REQUIREMENT
Give the number of lines in the entries that contain "value". State only the count.

Entries with figure data
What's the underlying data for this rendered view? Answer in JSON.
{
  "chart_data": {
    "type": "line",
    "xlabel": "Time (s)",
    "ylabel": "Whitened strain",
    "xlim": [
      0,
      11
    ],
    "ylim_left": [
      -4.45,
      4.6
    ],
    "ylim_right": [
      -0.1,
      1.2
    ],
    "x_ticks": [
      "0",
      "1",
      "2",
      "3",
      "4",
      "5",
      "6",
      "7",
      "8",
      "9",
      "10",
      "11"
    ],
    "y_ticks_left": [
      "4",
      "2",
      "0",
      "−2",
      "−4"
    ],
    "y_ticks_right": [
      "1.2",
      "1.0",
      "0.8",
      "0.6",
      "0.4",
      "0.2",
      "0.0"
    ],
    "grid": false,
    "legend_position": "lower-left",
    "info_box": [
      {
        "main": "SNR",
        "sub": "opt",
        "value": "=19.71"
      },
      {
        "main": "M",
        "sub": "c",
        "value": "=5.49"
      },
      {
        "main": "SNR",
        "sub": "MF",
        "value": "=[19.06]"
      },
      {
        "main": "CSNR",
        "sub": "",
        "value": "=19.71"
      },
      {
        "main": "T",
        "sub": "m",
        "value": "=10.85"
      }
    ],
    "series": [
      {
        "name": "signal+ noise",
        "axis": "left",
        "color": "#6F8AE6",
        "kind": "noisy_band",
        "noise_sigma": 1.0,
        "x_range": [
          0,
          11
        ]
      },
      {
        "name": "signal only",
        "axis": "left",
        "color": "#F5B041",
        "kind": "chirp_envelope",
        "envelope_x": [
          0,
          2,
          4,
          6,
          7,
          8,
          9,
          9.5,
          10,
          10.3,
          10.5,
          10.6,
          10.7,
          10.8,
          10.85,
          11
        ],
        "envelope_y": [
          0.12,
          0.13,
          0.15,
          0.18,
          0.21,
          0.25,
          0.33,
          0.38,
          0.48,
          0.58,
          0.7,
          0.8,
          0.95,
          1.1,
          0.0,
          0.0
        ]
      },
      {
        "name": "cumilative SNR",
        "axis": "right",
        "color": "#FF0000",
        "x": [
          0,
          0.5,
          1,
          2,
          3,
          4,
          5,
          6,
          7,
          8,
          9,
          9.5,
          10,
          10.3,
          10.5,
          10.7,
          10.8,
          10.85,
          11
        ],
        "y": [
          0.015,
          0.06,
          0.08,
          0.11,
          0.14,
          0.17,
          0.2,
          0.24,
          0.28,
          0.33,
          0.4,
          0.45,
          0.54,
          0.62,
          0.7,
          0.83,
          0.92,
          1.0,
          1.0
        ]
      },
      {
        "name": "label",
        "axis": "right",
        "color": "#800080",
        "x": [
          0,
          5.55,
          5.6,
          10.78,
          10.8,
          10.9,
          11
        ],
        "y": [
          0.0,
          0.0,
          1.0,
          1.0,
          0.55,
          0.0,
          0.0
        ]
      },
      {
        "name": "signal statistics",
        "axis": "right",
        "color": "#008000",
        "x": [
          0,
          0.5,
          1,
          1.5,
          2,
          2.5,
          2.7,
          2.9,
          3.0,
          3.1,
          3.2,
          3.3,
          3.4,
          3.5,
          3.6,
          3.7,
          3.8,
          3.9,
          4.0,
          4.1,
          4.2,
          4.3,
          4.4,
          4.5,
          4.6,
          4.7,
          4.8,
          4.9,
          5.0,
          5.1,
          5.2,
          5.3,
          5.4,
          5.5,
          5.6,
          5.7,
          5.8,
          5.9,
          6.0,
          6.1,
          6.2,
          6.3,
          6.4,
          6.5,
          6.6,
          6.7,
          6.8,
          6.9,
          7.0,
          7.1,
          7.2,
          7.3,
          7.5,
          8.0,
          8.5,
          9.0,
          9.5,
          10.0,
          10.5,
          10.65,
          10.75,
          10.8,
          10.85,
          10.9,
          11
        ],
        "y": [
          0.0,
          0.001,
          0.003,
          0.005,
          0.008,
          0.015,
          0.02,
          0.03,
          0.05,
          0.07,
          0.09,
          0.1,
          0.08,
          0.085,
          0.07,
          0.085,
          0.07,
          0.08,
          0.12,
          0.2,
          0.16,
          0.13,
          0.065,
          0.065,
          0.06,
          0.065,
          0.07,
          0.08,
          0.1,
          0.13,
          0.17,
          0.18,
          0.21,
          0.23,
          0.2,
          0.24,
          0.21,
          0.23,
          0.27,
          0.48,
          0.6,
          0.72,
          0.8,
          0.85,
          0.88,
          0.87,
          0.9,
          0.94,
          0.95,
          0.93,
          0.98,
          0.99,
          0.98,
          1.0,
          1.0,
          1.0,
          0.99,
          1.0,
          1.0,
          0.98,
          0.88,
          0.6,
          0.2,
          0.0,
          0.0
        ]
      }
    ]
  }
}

PROBLEM SOLUTION
5